BEGIN Given information

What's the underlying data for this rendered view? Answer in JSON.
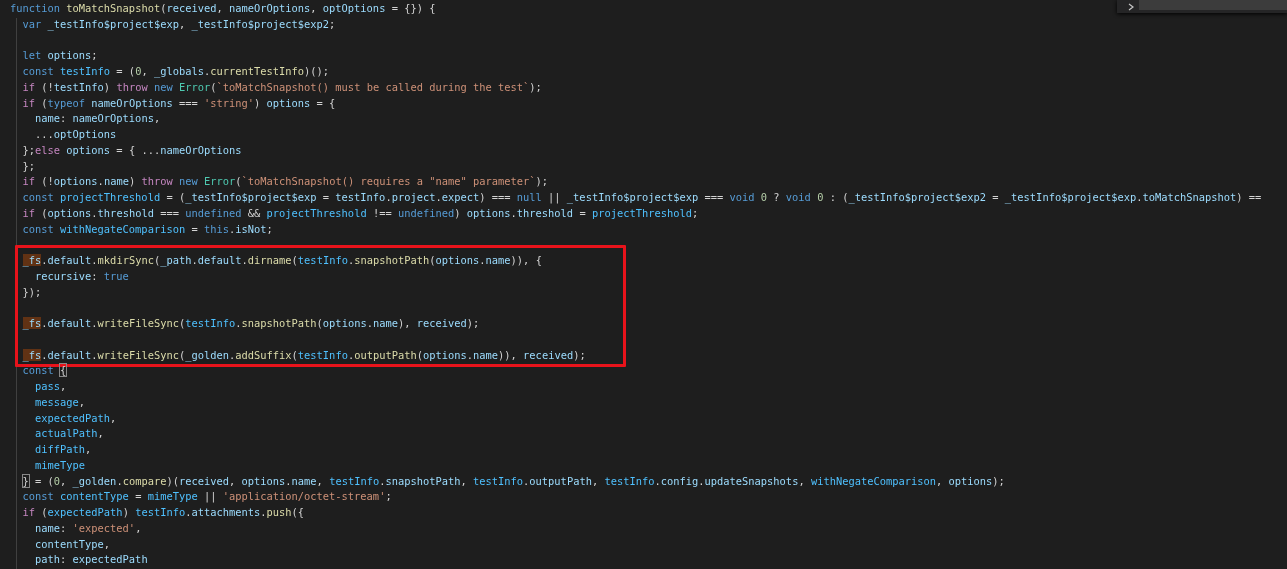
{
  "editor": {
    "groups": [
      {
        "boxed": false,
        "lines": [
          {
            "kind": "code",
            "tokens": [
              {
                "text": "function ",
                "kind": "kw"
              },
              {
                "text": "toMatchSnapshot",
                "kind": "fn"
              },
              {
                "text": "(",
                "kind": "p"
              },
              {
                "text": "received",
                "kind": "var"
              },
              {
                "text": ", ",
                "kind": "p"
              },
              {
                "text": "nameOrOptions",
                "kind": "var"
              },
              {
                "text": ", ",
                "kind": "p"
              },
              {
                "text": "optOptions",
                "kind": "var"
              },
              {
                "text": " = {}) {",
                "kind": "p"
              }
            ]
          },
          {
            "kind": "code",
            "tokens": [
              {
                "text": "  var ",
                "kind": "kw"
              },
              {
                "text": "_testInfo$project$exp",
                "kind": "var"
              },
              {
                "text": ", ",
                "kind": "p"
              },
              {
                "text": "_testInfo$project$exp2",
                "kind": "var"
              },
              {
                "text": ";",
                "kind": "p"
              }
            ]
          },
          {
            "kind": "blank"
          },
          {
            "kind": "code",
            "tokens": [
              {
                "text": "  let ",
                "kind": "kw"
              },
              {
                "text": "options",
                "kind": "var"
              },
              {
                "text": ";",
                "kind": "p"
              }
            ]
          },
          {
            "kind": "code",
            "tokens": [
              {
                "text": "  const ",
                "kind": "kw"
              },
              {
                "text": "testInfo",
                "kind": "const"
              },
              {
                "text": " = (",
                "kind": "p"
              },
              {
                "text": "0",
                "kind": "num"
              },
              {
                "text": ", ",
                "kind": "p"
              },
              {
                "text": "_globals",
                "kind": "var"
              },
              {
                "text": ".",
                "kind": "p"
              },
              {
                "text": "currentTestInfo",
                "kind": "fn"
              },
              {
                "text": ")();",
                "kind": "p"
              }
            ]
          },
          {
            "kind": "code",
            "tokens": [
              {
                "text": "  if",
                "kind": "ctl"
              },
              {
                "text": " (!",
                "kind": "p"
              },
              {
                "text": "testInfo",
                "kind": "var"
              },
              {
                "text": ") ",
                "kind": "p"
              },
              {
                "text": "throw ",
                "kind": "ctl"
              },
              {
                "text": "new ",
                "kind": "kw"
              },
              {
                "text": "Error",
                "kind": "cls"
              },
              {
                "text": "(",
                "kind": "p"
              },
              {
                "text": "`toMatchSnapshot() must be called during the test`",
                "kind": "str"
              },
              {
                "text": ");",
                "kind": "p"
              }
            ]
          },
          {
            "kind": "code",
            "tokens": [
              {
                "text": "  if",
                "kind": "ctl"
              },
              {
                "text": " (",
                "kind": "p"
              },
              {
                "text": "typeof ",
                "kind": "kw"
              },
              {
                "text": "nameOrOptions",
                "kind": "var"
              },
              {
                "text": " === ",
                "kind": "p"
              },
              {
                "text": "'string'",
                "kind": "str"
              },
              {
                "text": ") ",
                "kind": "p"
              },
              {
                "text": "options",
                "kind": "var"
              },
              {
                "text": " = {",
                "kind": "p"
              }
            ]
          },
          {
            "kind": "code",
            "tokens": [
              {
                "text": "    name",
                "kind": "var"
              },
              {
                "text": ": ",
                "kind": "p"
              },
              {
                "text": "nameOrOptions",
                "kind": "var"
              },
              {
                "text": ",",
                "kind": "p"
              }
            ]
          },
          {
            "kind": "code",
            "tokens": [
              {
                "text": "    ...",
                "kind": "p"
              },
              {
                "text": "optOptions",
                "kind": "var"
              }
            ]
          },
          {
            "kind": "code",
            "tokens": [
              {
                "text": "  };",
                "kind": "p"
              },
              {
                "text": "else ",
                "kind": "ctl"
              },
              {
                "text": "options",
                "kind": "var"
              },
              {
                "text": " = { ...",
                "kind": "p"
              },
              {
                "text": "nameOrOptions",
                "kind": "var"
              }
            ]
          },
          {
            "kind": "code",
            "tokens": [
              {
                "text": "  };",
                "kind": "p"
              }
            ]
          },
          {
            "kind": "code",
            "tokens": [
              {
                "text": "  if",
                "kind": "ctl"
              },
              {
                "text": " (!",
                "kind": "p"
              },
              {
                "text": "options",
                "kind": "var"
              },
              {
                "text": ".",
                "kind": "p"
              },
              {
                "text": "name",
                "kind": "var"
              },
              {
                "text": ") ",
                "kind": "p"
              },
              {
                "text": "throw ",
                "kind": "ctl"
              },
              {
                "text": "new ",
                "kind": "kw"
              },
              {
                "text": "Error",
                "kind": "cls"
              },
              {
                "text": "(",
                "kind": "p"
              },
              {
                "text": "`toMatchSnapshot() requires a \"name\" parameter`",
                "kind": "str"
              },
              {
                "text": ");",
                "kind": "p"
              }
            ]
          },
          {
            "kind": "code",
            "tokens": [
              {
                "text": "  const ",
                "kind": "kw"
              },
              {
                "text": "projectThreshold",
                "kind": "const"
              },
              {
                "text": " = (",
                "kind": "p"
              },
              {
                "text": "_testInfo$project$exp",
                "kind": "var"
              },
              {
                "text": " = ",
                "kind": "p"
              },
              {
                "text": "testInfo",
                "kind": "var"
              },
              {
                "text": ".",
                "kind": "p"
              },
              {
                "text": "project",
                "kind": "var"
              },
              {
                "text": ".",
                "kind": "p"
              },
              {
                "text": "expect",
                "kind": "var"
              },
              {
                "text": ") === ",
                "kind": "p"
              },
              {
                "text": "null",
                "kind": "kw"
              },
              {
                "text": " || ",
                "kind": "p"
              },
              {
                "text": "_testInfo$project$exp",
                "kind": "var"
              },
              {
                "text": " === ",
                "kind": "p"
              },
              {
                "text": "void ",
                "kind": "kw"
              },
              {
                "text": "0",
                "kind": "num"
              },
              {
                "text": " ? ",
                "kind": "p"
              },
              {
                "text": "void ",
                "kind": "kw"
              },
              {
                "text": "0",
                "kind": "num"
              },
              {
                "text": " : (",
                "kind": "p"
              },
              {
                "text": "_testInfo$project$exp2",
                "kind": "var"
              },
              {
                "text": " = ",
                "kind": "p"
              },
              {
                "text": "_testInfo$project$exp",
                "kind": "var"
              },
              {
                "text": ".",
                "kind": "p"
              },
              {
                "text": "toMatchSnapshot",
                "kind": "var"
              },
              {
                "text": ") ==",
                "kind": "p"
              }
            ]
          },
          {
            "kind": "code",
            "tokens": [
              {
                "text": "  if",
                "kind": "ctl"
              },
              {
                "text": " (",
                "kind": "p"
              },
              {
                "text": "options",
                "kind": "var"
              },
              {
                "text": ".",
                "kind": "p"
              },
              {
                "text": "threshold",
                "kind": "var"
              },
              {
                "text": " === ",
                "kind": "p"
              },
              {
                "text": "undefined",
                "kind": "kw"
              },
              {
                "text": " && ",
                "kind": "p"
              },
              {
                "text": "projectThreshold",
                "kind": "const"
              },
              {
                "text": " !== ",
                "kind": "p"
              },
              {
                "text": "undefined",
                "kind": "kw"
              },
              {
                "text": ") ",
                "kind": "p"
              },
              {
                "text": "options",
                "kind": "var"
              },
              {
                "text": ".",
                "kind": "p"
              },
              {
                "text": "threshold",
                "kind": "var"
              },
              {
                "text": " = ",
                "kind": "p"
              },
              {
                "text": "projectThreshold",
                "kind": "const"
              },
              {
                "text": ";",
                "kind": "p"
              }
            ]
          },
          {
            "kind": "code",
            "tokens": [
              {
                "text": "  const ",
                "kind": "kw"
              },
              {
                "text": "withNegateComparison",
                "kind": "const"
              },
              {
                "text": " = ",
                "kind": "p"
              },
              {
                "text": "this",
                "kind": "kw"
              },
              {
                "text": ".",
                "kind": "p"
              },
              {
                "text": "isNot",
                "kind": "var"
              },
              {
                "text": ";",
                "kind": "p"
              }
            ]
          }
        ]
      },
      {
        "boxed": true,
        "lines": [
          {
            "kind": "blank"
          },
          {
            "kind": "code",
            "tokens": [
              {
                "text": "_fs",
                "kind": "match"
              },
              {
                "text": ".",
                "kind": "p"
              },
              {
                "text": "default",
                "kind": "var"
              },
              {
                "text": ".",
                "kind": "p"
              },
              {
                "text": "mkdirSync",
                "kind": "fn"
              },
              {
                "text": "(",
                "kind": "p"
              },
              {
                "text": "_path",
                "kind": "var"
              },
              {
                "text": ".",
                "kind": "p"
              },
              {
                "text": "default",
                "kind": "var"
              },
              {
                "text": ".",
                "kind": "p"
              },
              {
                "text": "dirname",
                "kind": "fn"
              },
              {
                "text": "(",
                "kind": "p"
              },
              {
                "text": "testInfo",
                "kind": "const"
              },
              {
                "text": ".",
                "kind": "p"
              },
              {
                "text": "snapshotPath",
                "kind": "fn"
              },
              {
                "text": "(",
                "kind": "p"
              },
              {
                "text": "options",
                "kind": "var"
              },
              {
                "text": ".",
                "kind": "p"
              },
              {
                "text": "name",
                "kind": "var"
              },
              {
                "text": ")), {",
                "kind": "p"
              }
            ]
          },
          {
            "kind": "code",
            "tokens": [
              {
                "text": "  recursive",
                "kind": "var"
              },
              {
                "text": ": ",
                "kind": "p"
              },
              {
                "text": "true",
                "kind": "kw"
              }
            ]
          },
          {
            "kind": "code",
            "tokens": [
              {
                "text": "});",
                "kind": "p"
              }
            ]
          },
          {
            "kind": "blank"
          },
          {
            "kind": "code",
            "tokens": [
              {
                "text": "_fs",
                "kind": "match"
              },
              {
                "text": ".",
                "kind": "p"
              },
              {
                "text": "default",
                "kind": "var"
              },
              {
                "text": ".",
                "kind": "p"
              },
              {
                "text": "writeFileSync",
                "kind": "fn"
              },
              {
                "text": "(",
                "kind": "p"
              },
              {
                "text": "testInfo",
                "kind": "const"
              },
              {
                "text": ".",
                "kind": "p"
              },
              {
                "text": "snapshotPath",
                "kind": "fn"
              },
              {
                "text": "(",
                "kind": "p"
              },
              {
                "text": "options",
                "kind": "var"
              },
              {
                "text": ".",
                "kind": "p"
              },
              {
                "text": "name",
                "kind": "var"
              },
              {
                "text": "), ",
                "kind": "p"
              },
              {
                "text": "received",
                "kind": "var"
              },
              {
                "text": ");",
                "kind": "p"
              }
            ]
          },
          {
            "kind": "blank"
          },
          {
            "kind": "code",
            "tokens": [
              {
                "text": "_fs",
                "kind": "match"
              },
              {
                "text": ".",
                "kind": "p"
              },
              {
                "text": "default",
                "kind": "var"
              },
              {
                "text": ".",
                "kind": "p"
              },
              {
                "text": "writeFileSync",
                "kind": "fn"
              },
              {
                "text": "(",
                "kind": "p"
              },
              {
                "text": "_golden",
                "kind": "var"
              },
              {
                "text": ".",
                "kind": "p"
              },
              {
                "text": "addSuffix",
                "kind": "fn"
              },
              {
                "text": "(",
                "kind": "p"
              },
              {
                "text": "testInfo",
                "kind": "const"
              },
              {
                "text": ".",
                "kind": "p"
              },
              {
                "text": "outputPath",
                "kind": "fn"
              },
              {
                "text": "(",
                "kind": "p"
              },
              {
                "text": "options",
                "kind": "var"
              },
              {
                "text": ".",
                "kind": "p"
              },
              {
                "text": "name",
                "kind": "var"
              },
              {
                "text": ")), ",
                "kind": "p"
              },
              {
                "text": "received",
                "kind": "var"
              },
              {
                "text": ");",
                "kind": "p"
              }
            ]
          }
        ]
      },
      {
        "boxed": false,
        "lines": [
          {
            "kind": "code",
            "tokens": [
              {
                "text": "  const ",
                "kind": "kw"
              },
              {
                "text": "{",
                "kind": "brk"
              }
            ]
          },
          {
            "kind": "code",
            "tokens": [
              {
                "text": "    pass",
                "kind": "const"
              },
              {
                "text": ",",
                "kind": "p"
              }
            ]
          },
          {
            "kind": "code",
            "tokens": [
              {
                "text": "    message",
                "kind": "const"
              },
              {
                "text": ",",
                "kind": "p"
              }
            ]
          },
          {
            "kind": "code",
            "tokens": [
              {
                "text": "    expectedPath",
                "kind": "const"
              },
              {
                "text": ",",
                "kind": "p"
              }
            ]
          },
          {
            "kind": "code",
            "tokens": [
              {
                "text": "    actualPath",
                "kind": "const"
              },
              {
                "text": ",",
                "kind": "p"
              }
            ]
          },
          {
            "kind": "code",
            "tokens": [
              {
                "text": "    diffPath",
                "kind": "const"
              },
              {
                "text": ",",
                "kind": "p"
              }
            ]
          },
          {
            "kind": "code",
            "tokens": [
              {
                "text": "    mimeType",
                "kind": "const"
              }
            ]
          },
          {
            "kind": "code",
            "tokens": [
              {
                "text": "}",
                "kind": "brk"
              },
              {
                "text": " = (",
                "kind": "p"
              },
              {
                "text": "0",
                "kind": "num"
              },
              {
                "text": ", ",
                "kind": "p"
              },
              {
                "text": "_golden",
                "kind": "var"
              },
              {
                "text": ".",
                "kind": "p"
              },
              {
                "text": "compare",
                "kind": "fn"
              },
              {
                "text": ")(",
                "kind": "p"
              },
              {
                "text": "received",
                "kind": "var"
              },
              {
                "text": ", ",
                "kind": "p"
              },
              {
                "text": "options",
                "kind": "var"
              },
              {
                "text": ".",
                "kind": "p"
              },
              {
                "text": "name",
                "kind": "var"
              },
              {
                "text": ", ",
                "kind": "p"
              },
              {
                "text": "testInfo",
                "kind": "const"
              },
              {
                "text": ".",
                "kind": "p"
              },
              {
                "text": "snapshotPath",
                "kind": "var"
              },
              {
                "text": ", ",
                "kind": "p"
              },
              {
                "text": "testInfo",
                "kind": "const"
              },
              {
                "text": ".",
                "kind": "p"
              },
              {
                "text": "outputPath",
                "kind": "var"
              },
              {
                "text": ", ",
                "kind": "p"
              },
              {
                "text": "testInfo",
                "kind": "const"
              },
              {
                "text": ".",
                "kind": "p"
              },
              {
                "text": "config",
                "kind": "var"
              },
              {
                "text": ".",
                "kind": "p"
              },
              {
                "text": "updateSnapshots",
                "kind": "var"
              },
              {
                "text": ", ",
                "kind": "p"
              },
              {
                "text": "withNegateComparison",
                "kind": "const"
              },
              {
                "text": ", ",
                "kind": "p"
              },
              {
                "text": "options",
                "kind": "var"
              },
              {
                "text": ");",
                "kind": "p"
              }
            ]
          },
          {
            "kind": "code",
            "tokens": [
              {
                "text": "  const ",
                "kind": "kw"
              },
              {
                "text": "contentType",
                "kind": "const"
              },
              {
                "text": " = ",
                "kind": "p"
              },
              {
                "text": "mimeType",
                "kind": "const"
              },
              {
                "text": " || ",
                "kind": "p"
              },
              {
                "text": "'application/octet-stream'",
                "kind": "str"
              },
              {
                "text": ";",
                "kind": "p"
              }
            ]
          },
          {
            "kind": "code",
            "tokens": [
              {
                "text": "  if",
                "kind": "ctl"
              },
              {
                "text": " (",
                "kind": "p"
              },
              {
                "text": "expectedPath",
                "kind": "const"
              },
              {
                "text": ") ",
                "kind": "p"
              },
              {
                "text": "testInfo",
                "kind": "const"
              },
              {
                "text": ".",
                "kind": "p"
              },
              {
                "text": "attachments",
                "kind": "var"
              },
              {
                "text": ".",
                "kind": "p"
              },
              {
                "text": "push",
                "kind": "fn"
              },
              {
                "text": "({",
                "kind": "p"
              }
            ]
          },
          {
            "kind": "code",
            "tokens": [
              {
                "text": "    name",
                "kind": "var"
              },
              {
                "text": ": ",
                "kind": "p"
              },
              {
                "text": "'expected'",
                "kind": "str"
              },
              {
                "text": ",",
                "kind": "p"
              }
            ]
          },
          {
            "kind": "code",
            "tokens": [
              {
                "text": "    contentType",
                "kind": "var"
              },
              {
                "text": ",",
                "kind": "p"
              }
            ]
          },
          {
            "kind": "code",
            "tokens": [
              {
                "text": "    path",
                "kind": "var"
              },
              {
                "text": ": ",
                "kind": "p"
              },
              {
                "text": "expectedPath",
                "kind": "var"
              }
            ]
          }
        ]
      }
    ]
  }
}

END Given information

Task: Extract from the material all lines containing the string "toMatchSnapshot".

Solution to this exercise:
                "text": "toMatchSnapshot",
                "text": "`toMatchSnapshot() must be called during the test`",
                "text": "`toMatchSnapshot() requires a \"name\" parameter`",
                "text": "toMatchSnapshot",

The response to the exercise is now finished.